# [RECORDS SHOWN]
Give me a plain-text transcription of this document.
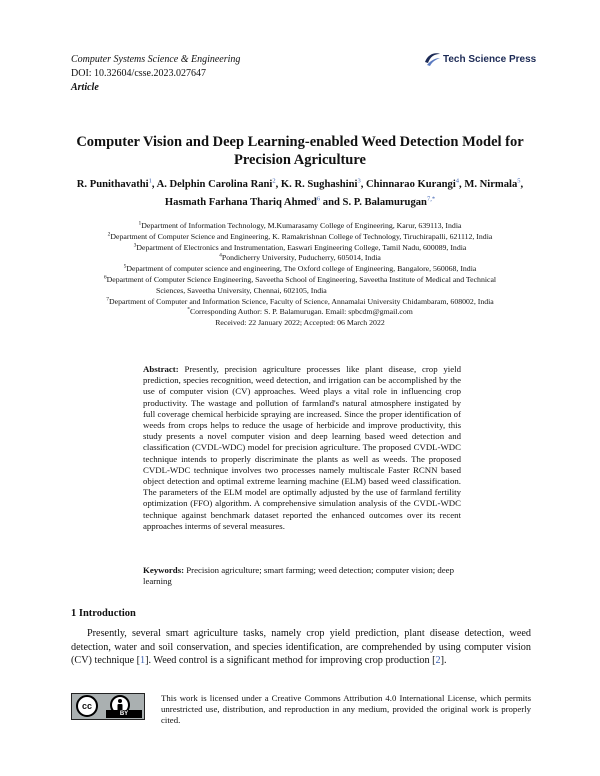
Computer Systems Science & Engineering
DOI: 10.32604/csse.2023.027647
Article
Tech Science Press
Computer Vision and Deep Learning-enabled Weed Detection Model for
Precision Agriculture
R. Punithavathi$^1$, A. Delphin Carolina Rani$^2$, K. R. Sughashini$^3$, Chinnarao Kurangi$^4$, M. Nirmala$^5$,
Hasmath Farhana Thariq Ahmed$^6$ and S. P. Balamurugan$^{7,*}$
$^1$Department of Information Technology, M.Kumarasamy College of Engineering, Karur, 639113, India
$^2$Department of Computer Science and Engineering, K. Ramakrishnan College of Technology, Tiruchirapalli, 621112, India
$^3$Department of Electronics and Instrumentation, Easwari Engineering College, Tamil Nadu, 600089, India
$^4$Pondicherry University, Puducherry, 605014, India
$^5$Department of computer science and engineering, The Oxford college of Engineering, Bangalore, 560068, India
$^6$Department of Computer Science Engineering, Saveetha School of Engineering, Saveetha Institute of Medical and Technical
Sciences, Saveetha University, Chennai, 602105, India
$^7$Department of Computer and Information Science, Faculty of Science, Annamalai University Chidambaram, 608002, India
*Corresponding Author: S. P. Balamurugan. Email: spbcdm@gmail.com
Received: 22 January 2022; Accepted: 06 March 2022
Abstract: Presently, precision agriculture processes like plant disease, crop yield prediction, species recognition, weed detection, and irrigation can be accomplished by the use of computer vision (CV) approaches. Weed plays a vital role in influencing crop productivity. The wastage and pollution of farmland's natural atmosphere instigated by full coverage chemical herbicide spraying are increased. Since the proper identification of weeds from crops helps to reduce the usage of herbicide and improve productivity, this study presents a novel computer vision and deep learning based weed detection and classification (CVDL-WDC) model for precision agriculture. The proposed CVDL-WDC technique intends to properly discriminate the plants as well as weeds. The proposed CVDL-WDC technique involves two processes namely multiscale Faster RCNN based object detection and optimal extreme learning machine (ELM) based weed classification. The parameters of the ELM model are optimally adjusted by the use of farmland fertility optimization (FFO) algorithm. A comprehensive simulation analysis of the CVDL-WDC technique against benchmark dataset reported the enhanced outcomes over its recent approaches interms of several measures.
Keywords: Precision agriculture; smart farming; weed detection; computer vision; deep learning
1 Introduction
Presently, several smart agriculture tasks, namely crop yield prediction, plant disease detection, weed detection, water and soil conservation, and species identification, are comprehended by using computer vision (CV) technique [1]. Weed control is a significant method for improving crop production [2].
cc
BY
This work is licensed under a Creative Commons Attribution 4.0 International License, which permits unrestricted use, distribution, and reproduction in any medium, provided the original work is properly cited.
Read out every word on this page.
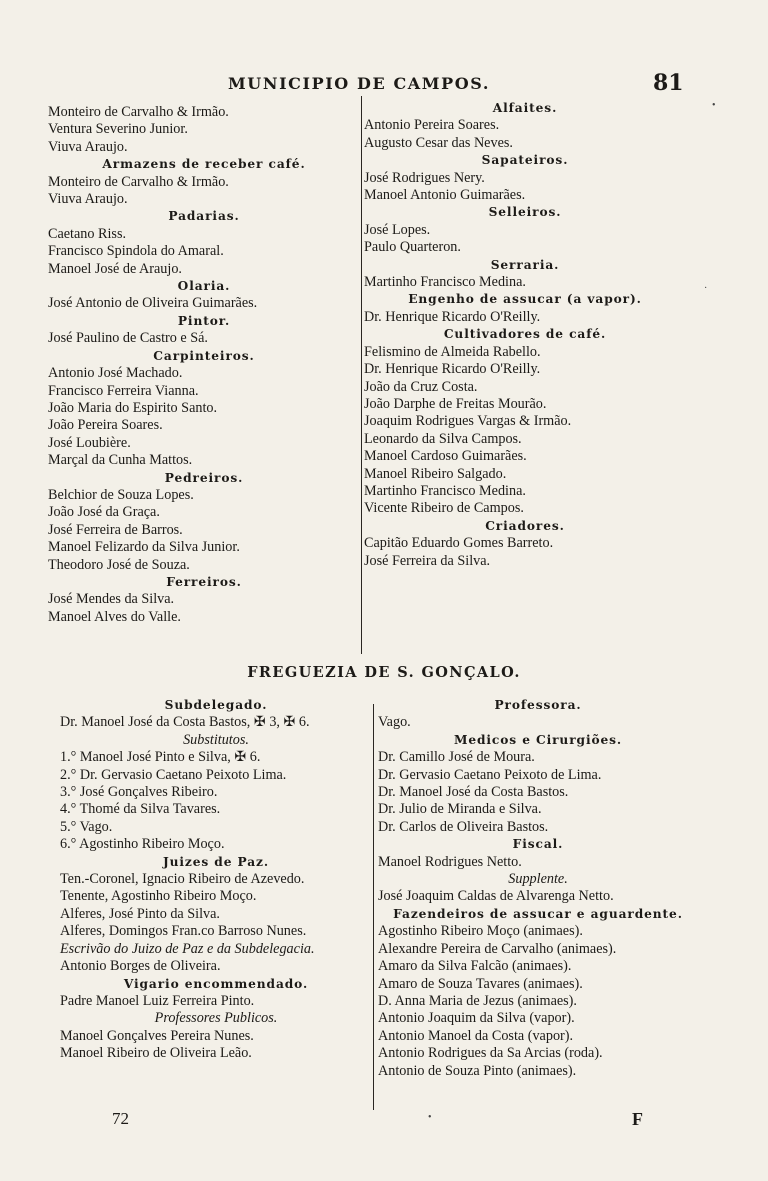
MUNICIPIO DE CAMPOS.	81
Monteiro de Carvalho & Irmão.
Ventura Severino Junior.
Viuva Araujo.
Armazens de receber café.
Monteiro de Carvalho & Irmão.
Viuva Araujo.
Padarias.
Caetano Riss.
Francisco Spindola do Amaral.
Manoel José de Araujo.
Olaria.
José Antonio de Oliveira Guimarães.
Pintor.
José Paulino de Castro e Sá.
Carpinteiros.
Antonio José Machado.
Francisco Ferreira Vianna.
João Maria do Espirito Santo.
João Pereira Soares.
José Loubière.
Marçal da Cunha Mattos.
Pedreiros.
Belchior de Souza Lopes.
João José da Graça.
José Ferreira de Barros.
Manoel Felizardo da Silva Junior.
Theodoro José de Souza.
Ferreiros.
José Mendes da Silva.
Manoel Alves do Valle.
Alfaites.
Antonio Pereira Soares.
Augusto Cesar das Neves.
Sapateiros.
José Rodrigues Nery.
Manoel Antonio Guimarães.
Selleiros.
José Lopes.
Paulo Quarteron.
Serraria.
Martinho Francisco Medina.
Engenho de assucar (a vapor).
Dr. Henrique Ricardo O'Reilly.
Cultivadores de café.
Felismino de Almeida Rabello.
Dr. Henrique Ricardo O'Reilly.
João da Cruz Costa.
João Darphe de Freitas Mourão.
Joaquim Rodrigues Vargas & Irmão.
Leonardo da Silva Campos.
Manoel Cardoso Guimarães.
Manoel Ribeiro Salgado.
Martinho Francisco Medina.
Vicente Ribeiro de Campos.
Criadores.
Capitão Eduardo Gomes Barreto.
José Ferreira da Silva.
FREGUEZIA DE S. GONÇALO.
Subdelegado.
Dr. Manoel José da Costa Bastos, ✠ 3, ✠ 6.
Substitutos.
1.° Manoel José Pinto e Silva, ✠ 6.
2.° Dr. Gervasio Caetano Peixoto Lima.
3.° José Gonçalves Ribeiro.
4.° Thomé da Silva Tavares.
5.° Vago.
6.° Agostinho Ribeiro Moço.
Juizes de Paz.
Ten.-Coronel, Ignacio Ribeiro de Azevedo.
Tenente, Agostinho Ribeiro Moço.
Alferes, José Pinto da Silva.
Alferes, Domingos Fran.co Barroso Nunes.
Escrivão do Juizo de Paz e da Subdelegacia.
Antonio Borges de Oliveira.
Vigario encommendado.
Padre Manoel Luiz Ferreira Pinto.
Professores Publicos.
Manoel Gonçalves Pereira Nunes.
Manoel Ribeiro de Oliveira Leão.
Professora.
Vago.
Medicos e Cirurgiões.
Dr. Camillo José de Moura.
Dr. Gervasio Caetano Peixoto de Lima.
Dr. Manoel José da Costa Bastos.
Dr. Julio de Miranda e Silva.
Dr. Carlos de Oliveira Bastos.
Fiscal.
Manoel Rodrigues Netto.
Supplente.
José Joaquim Caldas de Alvarenga Netto.
Fazendeiros de assucar e aguardente.
Agostinho Ribeiro Moço (animaes).
Alexandre Pereira de Carvalho (animaes).
Amaro da Silva Falcão (animaes).
Amaro de Souza Tavares (animaes).
D. Anna Maria de Jezus (animaes).
Antonio Joaquim da Silva (vapor).
Antonio Manoel da Costa (vapor).
Antonio Rodrigues da Sa Arcias (roda).
Antonio de Souza Pinto (animaes).
72	F
•
·
•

# [BRIEF]
Look for "Balamurugan" and pull out every line that has it.

# [REPLY TO THE EXERCISE]
Hasmath Farhana Thariq Ahmed$^6$ and S. P. Balamurugan$^{7,*}$
*Corresponding Author: S. P. Balamurugan. Email: spbcdm@gmail.com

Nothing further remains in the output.